[Extract start]

Employers may sometimes find a need to dismiss employees for cause. In certain cases, they may communicate the basis for the dismissal to others, such as prospective employers, other employees within the organization or public authorities.
Employers may face tort liability for defamation if such communication is not done properly. This article provides:
- the basics of the law of defamation as it relates to an employer commenting on a former employee; and
- tips to consider when commenting on a former employee.
What are the elements of defamation?
A statement or a communication is defamatory when it has a “tendency to injure the reputation of the person to whom it refers.”[1]
To have a chance of succeeding in a defamation action, the plaintiff must prove three elements:
- The impugned words were defamatory, in the sense that they would tend to lower the plaintiff’s reputation in the eyes of a reasonable person.
- The words in fact referred to the plaintiff.
- The words were published, meaning that they were communicated to at least one person other than the plaintiff.[2]
If these elements are proven, then it is up to the defendant to offer a justification.[3]
In many cases where the employer discusses with others a former employee’s misconduct, these elements will be satisfied. However, the employer may have a defence so long as the impugned communication is made without malice.
Truth
Truth, also known as “justification”, is a complete defence in an action for defamation. However, the employer would have to prove the truth of every defamatory imputation. This can be done if the justification meets the sting of the charge and it is shown that the communication is substantially true[4].

[Extract end]
[Recorded information start]

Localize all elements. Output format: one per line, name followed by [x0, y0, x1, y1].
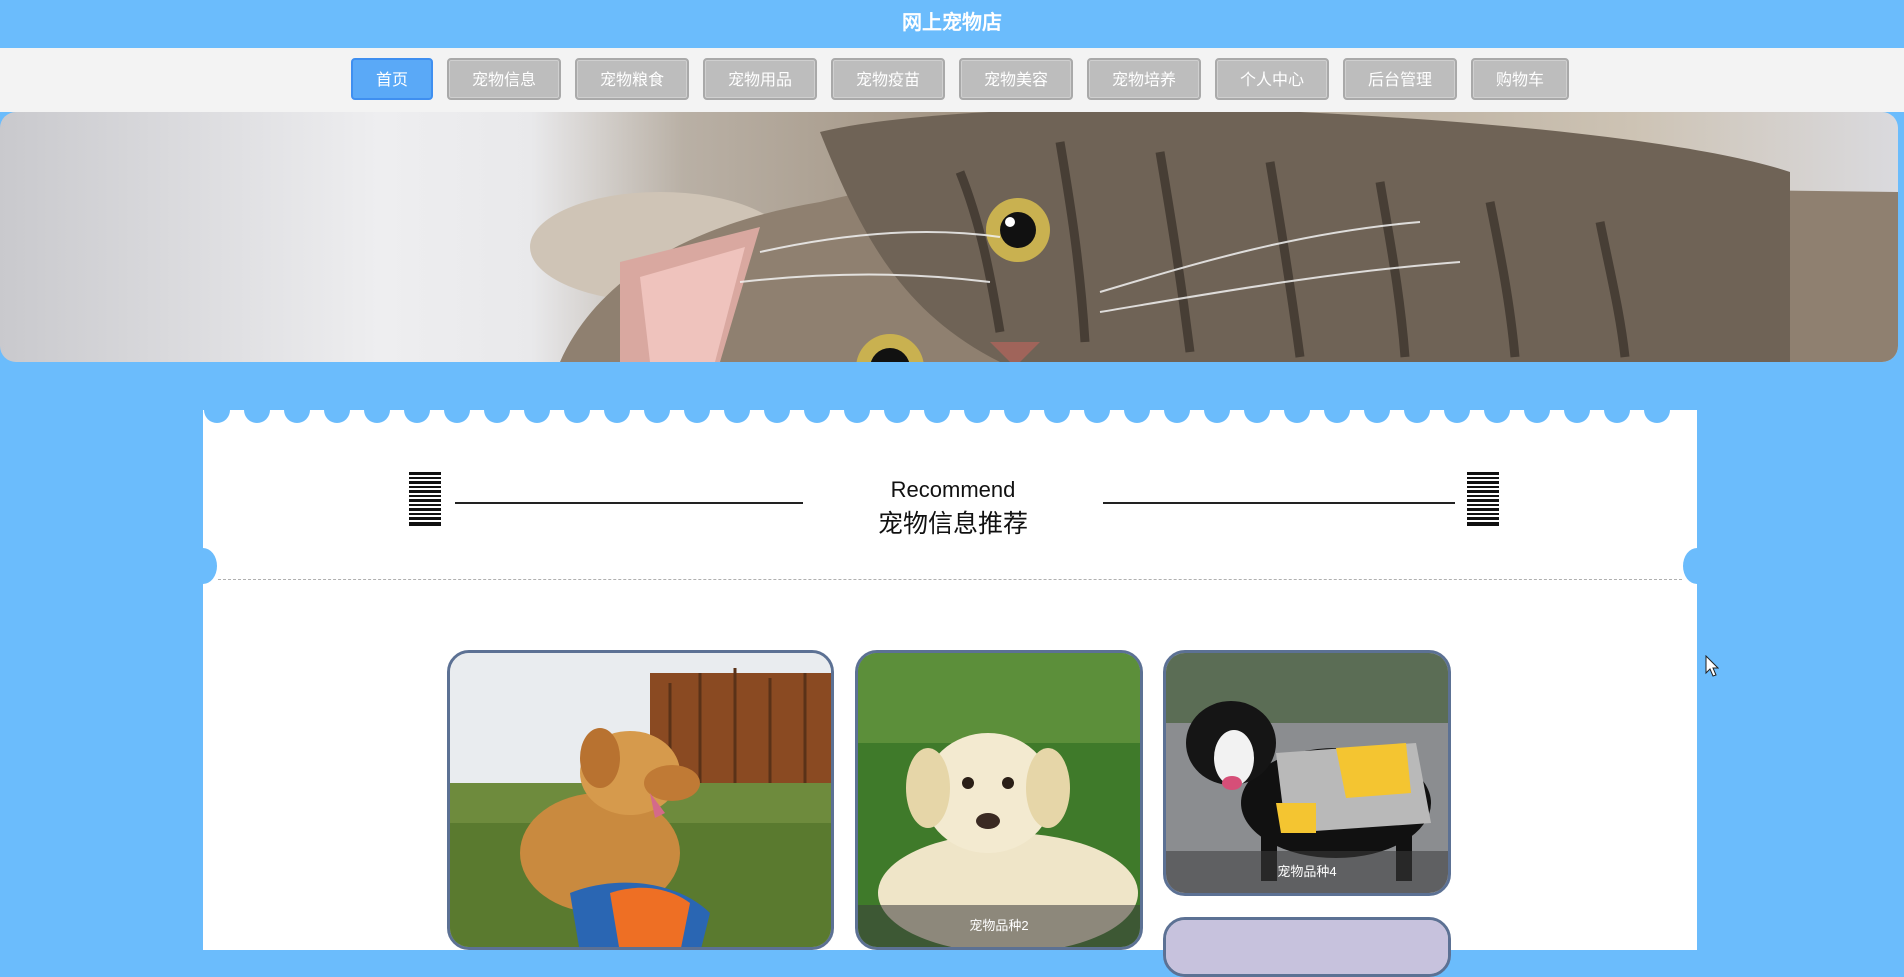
- scallop-dot: [284, 400, 310, 423]
- scallop-dot: [324, 400, 350, 423]
- nav-item-user-center[interactable]: 个人中心: [1215, 58, 1329, 100]
- scallop-dot: [644, 400, 670, 423]
- scallop-border: [203, 400, 1697, 423]
- scallop-dot: [924, 400, 950, 423]
- section-title-en: Recommend: [803, 476, 1103, 504]
- scallop-dot: [1284, 400, 1310, 423]
- site-title: 网上宠物店: [902, 12, 1002, 34]
- nav-bar: 首页 宠物信息 宠物粮食 宠物用品 宠物疫苗 宠物美容 宠物培养 个人中心 后台…: [0, 48, 1904, 112]
- nav-item-pet-food[interactable]: 宠物粮食: [575, 58, 689, 100]
- nav-item-home[interactable]: 首页: [351, 58, 433, 100]
- scallop-dot: [404, 400, 430, 423]
- nav-item-admin[interactable]: 后台管理: [1343, 58, 1457, 100]
- scallop-dot: [844, 400, 870, 423]
- cat-photo-icon: [530, 112, 1898, 362]
- scallop-dot: [1404, 400, 1430, 423]
- scallop-dot: [884, 400, 910, 423]
- scallop-dot: [484, 400, 510, 423]
- scallop-dot: [1004, 400, 1030, 423]
- scallop-dot: [1324, 400, 1350, 423]
- scallop-dot: [444, 400, 470, 423]
- mouse-cursor-icon: [1705, 655, 1719, 677]
- section-title-cn: 宠物信息推荐: [877, 510, 1028, 538]
- scallop-dot: [1164, 400, 1190, 423]
- scallop-dot: [1604, 400, 1630, 423]
- pet-card-4[interactable]: [1163, 917, 1451, 977]
- ticket-notch-right: [1683, 548, 1711, 584]
- scallop-dot: [1564, 400, 1590, 423]
- scallop-dot: [1524, 400, 1550, 423]
- site-header: 网上宠物店: [0, 0, 1904, 48]
- scallop-dot: [964, 400, 990, 423]
- pet-card-3[interactable]: 宠物品种4: [1163, 650, 1451, 896]
- scallop-dot: [204, 400, 230, 423]
- scallop-dot: [684, 400, 710, 423]
- barcode-left-icon: [409, 472, 441, 526]
- nav-item-pet-info[interactable]: 宠物信息: [447, 58, 561, 100]
- section-divider: [218, 579, 1682, 580]
- scallop-dot: [604, 400, 630, 423]
- ticket-notch-left: [189, 548, 217, 584]
- scallop-dot: [364, 400, 390, 423]
- scallop-dot: [1244, 400, 1270, 423]
- scallop-dot: [1364, 400, 1390, 423]
- pet-card-2[interactable]: 宠物品种2: [855, 650, 1143, 950]
- nav-item-pet-vaccine[interactable]: 宠物疫苗: [831, 58, 945, 100]
- scallop-dot: [1444, 400, 1470, 423]
- scallop-dot: [764, 400, 790, 423]
- nav-item-cart[interactable]: 购物车: [1471, 58, 1569, 100]
- scallop-dot: [1044, 400, 1070, 423]
- scallop-dot: [1204, 400, 1230, 423]
- hero-banner-cat-photo: [0, 112, 1898, 362]
- scallop-dot: [1644, 400, 1670, 423]
- scallop-dot: [564, 400, 590, 423]
- scallop-dot: [244, 400, 270, 423]
- scallop-dot: [724, 400, 750, 423]
- pet-card-caption: 宠物品种4: [1166, 851, 1448, 893]
- nav-item-pet-supplies[interactable]: 宠物用品: [703, 58, 817, 100]
- scallop-dot: [1124, 400, 1150, 423]
- nav-item-pet-grooming[interactable]: 宠物美容: [959, 58, 1073, 100]
- golden-retriever-photo-icon: [450, 653, 831, 947]
- barcode-right-icon: [1467, 472, 1499, 526]
- scallop-dot: [524, 400, 550, 423]
- scallop-dot: [1084, 400, 1110, 423]
- pet-card-1[interactable]: [447, 650, 834, 950]
- nav-list: 首页 宠物信息 宠物粮食 宠物用品 宠物疫苗 宠物美容 宠物培养 个人中心 后台…: [351, 58, 1583, 100]
- pet-photo-icon: [1166, 920, 1448, 974]
- pet-card-caption: 宠物品种2: [858, 905, 1140, 947]
- scallop-dot: [804, 400, 830, 423]
- nav-item-pet-training[interactable]: 宠物培养: [1087, 58, 1201, 100]
- scallop-dot: [1484, 400, 1510, 423]
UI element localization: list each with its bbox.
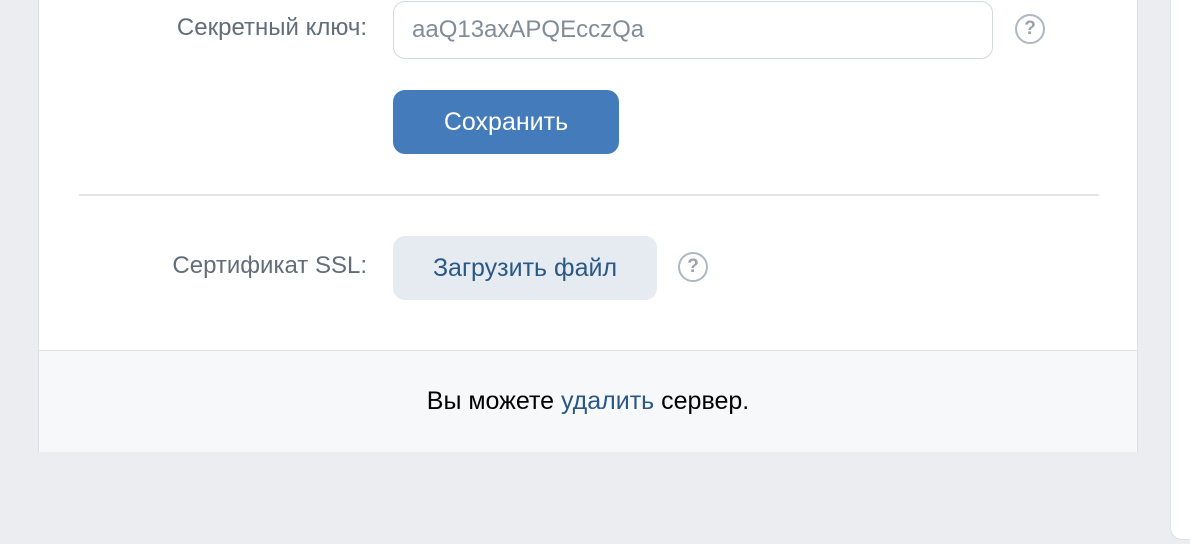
settings-card: Секретный ключ: ? Сохранить Сертификат S… [38, 0, 1138, 452]
section-divider [79, 194, 1099, 196]
page: Секретный ключ: ? Сохранить Сертификат S… [0, 0, 1190, 544]
side-panel-edge [1170, 0, 1190, 540]
footer-text-suffix: сервер. [661, 387, 750, 415]
footer-text-prefix: Вы можете [426, 387, 555, 415]
ssl-certificate-label: Сертификат SSL: [172, 252, 367, 279]
secret-key-input[interactable] [393, 1, 993, 59]
save-button[interactable]: Сохранить [393, 90, 619, 154]
help-icon[interactable]: ? [678, 252, 708, 282]
delete-server-footer: Вы можете удалить сервер. [39, 350, 1137, 452]
ssl-certificate-row: Сертификат SSL: Загрузить файл ? [39, 236, 1137, 300]
secret-key-row: Секретный ключ: ? Сохранить [39, 0, 1137, 154]
delete-server-link[interactable]: удалить [561, 387, 654, 415]
secret-key-label: Секретный ключ: [176, 14, 367, 41]
upload-file-button[interactable]: Загрузить файл [393, 236, 657, 300]
help-icon[interactable]: ? [1015, 14, 1045, 44]
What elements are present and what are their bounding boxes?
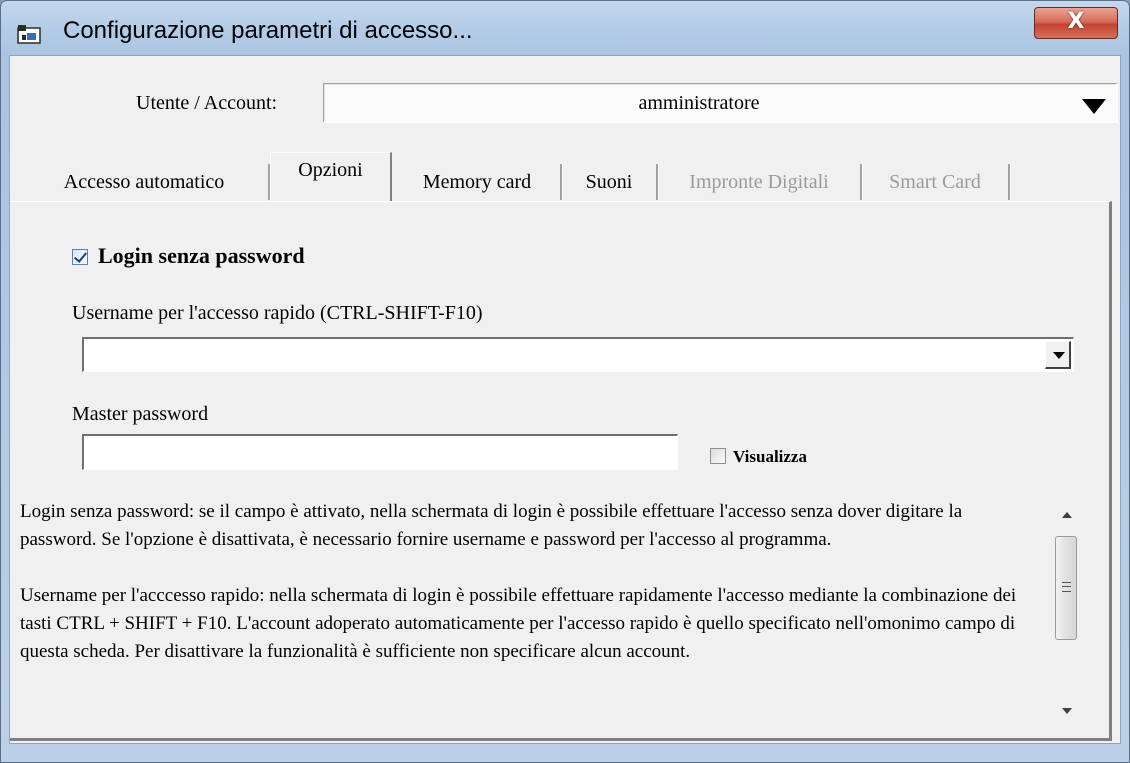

[Recorded information end]

According to the defamation article, why might an employer avoid liability when its statements about a former employee's misconduct satisfy all three elements of defamation? Answer in one to three sentences.

Once the three elements are proven, the defendant may offer a justification, and the employer can have a defence as long as the communication was made without malice. One such defence is truth, which is a complete defence if the employer shows that every defamatory imputation is substantially true.